#### Text to read:
=-=-=
Thomas Engström (born 1975), is a Swedish novelist and journalist. His third novel, West of Liberty, was published in October 2013 by Albert Bonniers Förlag. The book was the first in a series of political thrillers featuring former Stasi agent and CIA freelancer Ludwig Licht. The series explores the harsh realities of today's international political landscape.

The Ludwig Licht series has been sold to a number of countries, including Germany, Poland, The Netherlands, Russia, The Czech Republic and Greece.

During early 2018, the books started to be filmed as an international TV series by, among others, German ZDF Network Movie and Swedish Anagram. International distribution is handled by British ITV. The role of Ludwig Licht is played by Wotan Wilke Möhring.

West of Liberty earned Engström the Swedish Crime Writers' Academy's award for best crime writing debut of 2013.

South of Hell was published in August 2014. It takes place in rural Pennsylvania, as well as Washington, DC. It was nominated for the Best Swedish Suspense Novel of the Year Award.

The third installment, North of Paradise, was published in October 2015. The setting, this time, is southern Florida and Cuba.

In 2017, the series concluded with East of the Abyss, taking place in Ukraine, Armenia and the republic of Georgia. The book was nominated for the Best Swedish Suspense Novel of the Year Award.
=-=-=
#### Provided records:
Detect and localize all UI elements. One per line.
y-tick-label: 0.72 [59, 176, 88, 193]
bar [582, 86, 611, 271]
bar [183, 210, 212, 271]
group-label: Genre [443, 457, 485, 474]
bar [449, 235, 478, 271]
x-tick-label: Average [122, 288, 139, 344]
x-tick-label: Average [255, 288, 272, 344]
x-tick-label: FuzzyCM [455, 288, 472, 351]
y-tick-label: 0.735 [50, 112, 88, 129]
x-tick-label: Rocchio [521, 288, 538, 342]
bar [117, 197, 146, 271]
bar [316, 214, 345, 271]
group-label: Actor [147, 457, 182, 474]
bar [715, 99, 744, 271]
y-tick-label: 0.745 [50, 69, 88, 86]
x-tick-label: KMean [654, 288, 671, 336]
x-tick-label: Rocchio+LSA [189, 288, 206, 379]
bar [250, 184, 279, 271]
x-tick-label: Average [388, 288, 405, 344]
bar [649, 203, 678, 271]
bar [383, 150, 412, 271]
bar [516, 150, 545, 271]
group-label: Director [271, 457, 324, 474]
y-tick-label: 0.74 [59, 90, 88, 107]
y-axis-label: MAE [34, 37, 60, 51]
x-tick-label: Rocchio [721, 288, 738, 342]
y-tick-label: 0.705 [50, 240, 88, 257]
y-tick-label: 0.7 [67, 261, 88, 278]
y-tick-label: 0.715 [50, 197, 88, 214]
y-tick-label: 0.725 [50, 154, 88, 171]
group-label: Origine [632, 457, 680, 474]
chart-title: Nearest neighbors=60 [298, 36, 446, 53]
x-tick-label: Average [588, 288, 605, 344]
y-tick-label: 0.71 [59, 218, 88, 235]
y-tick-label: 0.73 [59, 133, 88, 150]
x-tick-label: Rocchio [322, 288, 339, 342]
=-=-=
#### Set exercise A:
Answer these from the text on Thomas Engström:
(i) Which company handles international distribution of the TV series?
(ii) Where is North of Paradise set?
(iii) Who plays the role of Ludwig Licht?
#### Set exercise B:
Please copy the entries word for word, beginning with the first entry and going on through the line with "bar [316, 214, 345, 271]", both ends included.
The text and the entries were taken from unrelated sources.

#### Full solution A:
(i) British ITV
(ii) Southern Florida and Cuba
(iii) Wotan Wilke Möhring

#### Full solution B:
Detect and localize all UI elements. One per line.
y-tick-label: 0.72 [59, 176, 88, 193]
bar [582, 86, 611, 271]
bar [183, 210, 212, 271]
group-label: Genre [443, 457, 485, 474]
bar [449, 235, 478, 271]
x-tick-label: Average [122, 288, 139, 344]
x-tick-label: Average [255, 288, 272, 344]
x-tick-label: FuzzyCM [455, 288, 472, 351]
y-tick-label: 0.735 [50, 112, 88, 129]
x-tick-label: Rocchio [521, 288, 538, 342]
bar [117, 197, 146, 271]
bar [316, 214, 345, 271]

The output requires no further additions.